--- Document excerpt ---
It’s been standard practice recently in many smart recent Shakespeare productions to darken the plays. Some of my favorites in this mode include Propeller’s heartbreaking Winter’s Tale and Cheek by Jowl’s Macbeth and Tis Pity, but the list could go on. Fiasco Theater, by contrast, lightens dark things. I didn’t see their much-praised Cymbeline, but I loved their Two Gents last spring at Tfana. With small casts, fast action, clever doubling, and a canny sense for how to play the crowd, they’re one of the liveliest acts around.
Despite good reviews, I wasn’t sure what they would do with Measure for Measure, a deeply skeptical investigation of sin, corruption, and veniality in a shadowy Vienna that doubles as one Shakespeare’s least inviting portraits of Elizabethan London. How could a theater of laughter portray the Duke of dark corners? Could they capture Angelo’s conversion from saint to tormented libertine?
Heaven doth with us as we with torches do, / Not light them for themselves (1.1)
---
Jobs:
a) Using the review above, decide whether each statement agrees with it, answering yes or no and quoting the words that decide it: (i) the writer saw Fiasco Theater's Cymbeline; (ii) the writer enjoyed Fiasco Theater's Two Gents; (iii) Fiasco Theater darkens the plays it stages.
b) List every play title mentioned in the review.
--- Records supplied ---
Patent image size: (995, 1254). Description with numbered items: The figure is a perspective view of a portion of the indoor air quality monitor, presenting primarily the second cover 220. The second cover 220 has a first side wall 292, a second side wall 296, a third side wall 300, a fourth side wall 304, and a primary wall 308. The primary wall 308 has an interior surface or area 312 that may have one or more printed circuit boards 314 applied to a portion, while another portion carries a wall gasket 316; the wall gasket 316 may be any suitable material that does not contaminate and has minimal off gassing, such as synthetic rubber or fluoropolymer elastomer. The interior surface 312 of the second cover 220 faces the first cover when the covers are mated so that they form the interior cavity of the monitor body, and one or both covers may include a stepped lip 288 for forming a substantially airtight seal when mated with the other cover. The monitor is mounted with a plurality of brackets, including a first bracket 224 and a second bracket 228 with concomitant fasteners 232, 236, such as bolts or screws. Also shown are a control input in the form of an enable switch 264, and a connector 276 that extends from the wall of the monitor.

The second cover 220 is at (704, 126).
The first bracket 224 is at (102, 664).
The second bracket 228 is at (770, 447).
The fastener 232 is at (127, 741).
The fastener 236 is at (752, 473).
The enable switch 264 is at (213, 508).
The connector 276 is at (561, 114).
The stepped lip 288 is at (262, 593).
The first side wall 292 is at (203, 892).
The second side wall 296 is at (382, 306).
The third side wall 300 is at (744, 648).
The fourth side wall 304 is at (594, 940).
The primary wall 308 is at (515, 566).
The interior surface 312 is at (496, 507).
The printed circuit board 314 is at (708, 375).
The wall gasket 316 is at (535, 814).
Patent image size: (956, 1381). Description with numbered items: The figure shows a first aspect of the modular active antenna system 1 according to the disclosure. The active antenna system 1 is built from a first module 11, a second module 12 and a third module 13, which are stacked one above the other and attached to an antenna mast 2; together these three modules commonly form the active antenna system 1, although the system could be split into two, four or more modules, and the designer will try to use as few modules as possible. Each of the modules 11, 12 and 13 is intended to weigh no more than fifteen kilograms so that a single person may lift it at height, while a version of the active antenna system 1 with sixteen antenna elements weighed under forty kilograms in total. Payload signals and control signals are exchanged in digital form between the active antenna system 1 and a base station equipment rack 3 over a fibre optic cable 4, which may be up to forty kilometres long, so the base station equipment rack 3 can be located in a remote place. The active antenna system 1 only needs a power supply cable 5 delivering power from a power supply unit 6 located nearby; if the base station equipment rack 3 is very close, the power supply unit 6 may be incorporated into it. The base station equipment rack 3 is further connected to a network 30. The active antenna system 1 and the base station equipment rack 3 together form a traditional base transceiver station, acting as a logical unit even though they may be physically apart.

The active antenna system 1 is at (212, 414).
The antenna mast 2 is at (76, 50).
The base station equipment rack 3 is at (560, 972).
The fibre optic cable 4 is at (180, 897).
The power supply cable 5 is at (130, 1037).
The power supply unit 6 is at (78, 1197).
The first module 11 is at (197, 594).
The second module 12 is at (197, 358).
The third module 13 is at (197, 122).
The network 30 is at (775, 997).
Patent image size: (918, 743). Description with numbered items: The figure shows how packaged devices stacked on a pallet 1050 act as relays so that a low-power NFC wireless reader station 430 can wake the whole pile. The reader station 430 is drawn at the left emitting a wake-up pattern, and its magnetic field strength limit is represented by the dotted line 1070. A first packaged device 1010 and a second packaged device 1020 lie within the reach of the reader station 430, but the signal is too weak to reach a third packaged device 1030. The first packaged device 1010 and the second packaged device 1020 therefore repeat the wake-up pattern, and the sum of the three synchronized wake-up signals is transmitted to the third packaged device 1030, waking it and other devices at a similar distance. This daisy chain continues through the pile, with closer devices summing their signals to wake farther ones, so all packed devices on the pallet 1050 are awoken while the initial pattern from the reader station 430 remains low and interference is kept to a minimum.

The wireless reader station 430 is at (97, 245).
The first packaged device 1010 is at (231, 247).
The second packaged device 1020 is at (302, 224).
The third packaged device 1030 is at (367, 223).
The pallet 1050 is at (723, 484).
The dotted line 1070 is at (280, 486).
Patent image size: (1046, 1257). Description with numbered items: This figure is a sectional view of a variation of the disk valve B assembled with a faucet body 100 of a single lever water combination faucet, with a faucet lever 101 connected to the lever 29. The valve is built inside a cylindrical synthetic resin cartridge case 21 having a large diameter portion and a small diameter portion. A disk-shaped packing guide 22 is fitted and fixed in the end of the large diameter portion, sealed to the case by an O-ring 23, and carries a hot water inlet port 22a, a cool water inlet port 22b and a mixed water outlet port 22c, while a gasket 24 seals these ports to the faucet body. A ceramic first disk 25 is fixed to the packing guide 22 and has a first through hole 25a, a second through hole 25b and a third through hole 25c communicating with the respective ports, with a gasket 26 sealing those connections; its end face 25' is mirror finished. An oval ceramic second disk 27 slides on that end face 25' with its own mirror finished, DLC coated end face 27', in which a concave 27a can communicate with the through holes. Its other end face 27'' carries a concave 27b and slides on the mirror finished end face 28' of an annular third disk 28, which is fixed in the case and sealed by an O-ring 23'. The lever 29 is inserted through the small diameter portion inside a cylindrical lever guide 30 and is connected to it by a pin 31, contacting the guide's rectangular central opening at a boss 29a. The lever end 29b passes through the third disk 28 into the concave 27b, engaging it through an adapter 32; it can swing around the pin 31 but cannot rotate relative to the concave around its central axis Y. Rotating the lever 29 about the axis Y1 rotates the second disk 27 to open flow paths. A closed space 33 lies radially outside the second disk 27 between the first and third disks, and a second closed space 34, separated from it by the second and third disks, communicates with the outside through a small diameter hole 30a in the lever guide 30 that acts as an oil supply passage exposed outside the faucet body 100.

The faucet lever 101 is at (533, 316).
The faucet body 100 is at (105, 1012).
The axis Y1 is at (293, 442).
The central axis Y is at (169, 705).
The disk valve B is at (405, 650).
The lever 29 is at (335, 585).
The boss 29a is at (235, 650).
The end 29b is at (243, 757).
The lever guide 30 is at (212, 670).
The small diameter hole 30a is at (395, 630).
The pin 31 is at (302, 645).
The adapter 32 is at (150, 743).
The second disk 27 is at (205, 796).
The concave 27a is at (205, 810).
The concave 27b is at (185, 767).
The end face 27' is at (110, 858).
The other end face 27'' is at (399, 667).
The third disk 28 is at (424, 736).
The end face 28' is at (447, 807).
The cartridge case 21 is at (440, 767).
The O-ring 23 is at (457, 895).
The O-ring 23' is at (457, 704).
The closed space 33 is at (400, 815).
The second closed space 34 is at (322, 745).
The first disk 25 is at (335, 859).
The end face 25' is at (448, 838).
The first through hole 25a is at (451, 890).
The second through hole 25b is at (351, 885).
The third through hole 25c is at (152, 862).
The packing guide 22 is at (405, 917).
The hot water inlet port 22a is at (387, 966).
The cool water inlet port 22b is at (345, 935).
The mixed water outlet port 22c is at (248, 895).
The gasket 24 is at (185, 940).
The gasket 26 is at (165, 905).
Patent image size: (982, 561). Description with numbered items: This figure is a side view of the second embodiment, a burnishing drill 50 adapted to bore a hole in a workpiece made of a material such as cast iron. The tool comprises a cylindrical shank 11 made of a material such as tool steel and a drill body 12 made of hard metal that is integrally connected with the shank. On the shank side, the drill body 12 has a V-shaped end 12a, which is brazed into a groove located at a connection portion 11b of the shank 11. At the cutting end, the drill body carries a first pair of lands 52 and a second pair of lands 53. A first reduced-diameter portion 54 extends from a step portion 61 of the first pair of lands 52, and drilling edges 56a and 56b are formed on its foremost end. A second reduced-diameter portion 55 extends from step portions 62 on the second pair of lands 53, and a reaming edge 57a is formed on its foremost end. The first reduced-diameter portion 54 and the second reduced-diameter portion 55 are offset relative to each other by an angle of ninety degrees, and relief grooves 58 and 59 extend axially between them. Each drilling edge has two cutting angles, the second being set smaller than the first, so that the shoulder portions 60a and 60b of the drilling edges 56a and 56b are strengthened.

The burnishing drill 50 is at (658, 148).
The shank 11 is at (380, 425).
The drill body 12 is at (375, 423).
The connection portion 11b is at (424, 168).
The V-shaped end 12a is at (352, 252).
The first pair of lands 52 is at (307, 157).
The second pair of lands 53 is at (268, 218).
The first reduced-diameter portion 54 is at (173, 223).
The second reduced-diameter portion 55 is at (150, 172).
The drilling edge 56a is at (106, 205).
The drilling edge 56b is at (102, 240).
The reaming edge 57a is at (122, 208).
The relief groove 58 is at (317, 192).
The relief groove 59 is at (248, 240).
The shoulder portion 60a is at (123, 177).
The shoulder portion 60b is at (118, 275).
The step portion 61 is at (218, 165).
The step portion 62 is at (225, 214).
---
Problem solutions:
a)
(i) No: "I didn’t see their much-praised Cymbeline"
(ii) Yes: "I loved their Two Gents last spring at Tfana"
(iii) No: "Fiasco Theater, by contrast, lightens dark things."

b) Winter’s Tale, Macbeth, Tis Pity, Cymbeline, Two Gents, Measure for Measure